═════ Entries provided

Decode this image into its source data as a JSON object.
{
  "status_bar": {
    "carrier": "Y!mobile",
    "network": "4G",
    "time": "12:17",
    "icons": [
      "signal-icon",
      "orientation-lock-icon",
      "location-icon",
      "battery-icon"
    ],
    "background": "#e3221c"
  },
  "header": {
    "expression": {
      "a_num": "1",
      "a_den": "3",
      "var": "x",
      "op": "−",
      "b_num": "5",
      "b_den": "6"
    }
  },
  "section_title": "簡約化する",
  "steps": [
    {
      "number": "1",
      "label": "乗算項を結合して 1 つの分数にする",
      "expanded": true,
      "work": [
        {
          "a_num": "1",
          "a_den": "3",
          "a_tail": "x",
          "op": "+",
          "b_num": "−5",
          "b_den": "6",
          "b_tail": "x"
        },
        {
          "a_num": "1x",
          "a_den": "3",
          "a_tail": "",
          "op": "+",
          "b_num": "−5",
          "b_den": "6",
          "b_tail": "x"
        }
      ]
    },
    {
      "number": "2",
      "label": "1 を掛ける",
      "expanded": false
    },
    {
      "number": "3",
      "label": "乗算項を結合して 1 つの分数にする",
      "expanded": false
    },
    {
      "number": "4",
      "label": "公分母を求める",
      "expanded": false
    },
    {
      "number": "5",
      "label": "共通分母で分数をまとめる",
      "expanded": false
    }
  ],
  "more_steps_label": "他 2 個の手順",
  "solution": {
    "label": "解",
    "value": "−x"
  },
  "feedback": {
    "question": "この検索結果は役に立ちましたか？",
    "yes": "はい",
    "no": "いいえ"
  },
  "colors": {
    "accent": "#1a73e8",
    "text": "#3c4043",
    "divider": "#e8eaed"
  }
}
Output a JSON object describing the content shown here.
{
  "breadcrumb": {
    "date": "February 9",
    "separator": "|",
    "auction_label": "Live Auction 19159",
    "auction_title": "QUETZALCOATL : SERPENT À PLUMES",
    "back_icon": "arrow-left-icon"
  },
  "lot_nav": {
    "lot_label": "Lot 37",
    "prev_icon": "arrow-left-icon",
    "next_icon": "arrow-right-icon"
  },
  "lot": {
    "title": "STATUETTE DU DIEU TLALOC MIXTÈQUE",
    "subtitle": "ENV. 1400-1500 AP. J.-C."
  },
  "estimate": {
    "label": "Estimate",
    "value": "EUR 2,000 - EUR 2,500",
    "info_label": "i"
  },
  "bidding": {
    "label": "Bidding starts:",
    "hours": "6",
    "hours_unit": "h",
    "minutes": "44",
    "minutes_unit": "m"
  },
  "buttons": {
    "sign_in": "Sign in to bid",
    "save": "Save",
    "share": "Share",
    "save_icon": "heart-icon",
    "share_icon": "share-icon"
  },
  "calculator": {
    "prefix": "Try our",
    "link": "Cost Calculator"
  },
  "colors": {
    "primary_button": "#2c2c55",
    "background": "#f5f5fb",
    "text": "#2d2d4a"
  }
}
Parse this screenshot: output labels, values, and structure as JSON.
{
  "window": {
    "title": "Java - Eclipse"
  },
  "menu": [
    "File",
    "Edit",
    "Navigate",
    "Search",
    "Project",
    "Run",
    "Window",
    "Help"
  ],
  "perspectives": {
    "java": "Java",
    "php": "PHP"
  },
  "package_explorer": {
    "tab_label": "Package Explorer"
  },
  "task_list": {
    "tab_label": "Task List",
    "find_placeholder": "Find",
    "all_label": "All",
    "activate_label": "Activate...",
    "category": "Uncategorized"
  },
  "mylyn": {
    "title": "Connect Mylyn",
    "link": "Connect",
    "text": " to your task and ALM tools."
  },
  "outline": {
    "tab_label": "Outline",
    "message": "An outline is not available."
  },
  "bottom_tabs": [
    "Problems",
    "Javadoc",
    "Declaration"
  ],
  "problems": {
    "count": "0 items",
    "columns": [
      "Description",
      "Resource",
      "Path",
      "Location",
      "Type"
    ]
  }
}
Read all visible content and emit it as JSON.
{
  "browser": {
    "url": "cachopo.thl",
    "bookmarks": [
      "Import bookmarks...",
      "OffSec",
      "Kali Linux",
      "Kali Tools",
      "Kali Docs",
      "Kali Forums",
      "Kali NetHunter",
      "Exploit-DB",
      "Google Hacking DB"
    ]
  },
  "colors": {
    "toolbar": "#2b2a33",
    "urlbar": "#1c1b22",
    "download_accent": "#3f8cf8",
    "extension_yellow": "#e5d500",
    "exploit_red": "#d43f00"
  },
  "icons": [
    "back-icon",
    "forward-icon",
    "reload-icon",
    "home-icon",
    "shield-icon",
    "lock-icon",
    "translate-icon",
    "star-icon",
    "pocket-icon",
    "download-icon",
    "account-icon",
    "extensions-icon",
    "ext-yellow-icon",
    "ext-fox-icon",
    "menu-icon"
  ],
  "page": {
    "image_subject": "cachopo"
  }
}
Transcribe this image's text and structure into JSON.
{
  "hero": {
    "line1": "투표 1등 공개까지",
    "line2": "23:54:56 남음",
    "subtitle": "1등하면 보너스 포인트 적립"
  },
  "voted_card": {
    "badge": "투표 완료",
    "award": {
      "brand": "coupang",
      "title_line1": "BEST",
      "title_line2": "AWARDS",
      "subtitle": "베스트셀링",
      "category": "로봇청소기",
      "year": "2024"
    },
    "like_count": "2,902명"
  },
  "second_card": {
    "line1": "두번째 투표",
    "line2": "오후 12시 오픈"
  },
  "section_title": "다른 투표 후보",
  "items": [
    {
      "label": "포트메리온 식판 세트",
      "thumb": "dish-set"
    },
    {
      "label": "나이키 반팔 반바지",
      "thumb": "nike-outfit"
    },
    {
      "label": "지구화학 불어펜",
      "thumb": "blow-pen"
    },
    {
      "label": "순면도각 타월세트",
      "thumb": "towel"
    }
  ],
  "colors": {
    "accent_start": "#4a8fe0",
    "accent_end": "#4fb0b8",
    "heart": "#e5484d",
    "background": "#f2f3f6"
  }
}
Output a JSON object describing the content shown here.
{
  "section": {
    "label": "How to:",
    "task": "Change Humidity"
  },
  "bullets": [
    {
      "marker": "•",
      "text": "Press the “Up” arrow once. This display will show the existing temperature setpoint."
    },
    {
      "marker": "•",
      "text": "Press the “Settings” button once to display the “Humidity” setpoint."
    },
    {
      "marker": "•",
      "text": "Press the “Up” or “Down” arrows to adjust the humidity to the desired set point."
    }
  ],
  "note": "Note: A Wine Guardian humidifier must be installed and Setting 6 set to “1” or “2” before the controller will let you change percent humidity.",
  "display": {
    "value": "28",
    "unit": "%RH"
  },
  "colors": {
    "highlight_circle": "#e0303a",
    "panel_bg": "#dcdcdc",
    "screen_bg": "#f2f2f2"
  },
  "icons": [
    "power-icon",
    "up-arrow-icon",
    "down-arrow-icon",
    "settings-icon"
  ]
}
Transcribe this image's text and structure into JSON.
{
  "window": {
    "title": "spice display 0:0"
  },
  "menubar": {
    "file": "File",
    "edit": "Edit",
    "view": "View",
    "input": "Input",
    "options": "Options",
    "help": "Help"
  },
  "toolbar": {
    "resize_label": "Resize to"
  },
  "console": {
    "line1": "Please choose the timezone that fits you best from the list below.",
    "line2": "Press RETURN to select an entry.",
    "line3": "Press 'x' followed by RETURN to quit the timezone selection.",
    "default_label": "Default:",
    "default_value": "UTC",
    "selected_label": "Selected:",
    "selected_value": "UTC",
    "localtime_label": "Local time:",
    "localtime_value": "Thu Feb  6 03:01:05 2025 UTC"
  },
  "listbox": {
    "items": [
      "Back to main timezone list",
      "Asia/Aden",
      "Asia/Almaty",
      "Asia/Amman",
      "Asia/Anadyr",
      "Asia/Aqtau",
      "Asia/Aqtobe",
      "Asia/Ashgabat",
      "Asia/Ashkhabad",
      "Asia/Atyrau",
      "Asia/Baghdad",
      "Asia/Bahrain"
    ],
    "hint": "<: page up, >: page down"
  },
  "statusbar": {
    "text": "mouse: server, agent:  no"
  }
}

══════════

# Requirements
Sift the material for lines with the string "number". Copy each one found.

# Worked answer
      "number": "1",
      "number": "2",
      "number": "3",
      "number": "4",
      "number": "5",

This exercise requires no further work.